▶ [TASK TO CARRY OUT]: Extract the lines that carry the string "types" from the listing.

▶ [DATASET EXTRACT]:
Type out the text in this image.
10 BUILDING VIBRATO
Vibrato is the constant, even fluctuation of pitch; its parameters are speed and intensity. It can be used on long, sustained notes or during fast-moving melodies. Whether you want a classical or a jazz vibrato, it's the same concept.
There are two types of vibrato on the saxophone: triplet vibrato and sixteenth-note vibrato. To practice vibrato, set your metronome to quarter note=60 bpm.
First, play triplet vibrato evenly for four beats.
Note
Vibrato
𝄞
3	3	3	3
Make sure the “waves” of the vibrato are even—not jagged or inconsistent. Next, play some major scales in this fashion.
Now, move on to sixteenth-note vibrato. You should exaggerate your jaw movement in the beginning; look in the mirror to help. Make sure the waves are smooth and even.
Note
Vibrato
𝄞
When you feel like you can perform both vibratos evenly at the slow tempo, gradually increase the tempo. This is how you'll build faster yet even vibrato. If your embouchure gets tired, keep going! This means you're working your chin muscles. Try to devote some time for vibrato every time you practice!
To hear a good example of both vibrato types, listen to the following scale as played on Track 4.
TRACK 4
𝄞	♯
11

▶ [RESULT FOR THIS TASK]:
There are two types of vibrato on the saxophone: triplet vibrato and sixteenth-note vibrato. To practice vibrato, set your metronome to quarter note=60 bpm.
To hear a good example of both vibrato types, listen to the following scale as played on Track 4.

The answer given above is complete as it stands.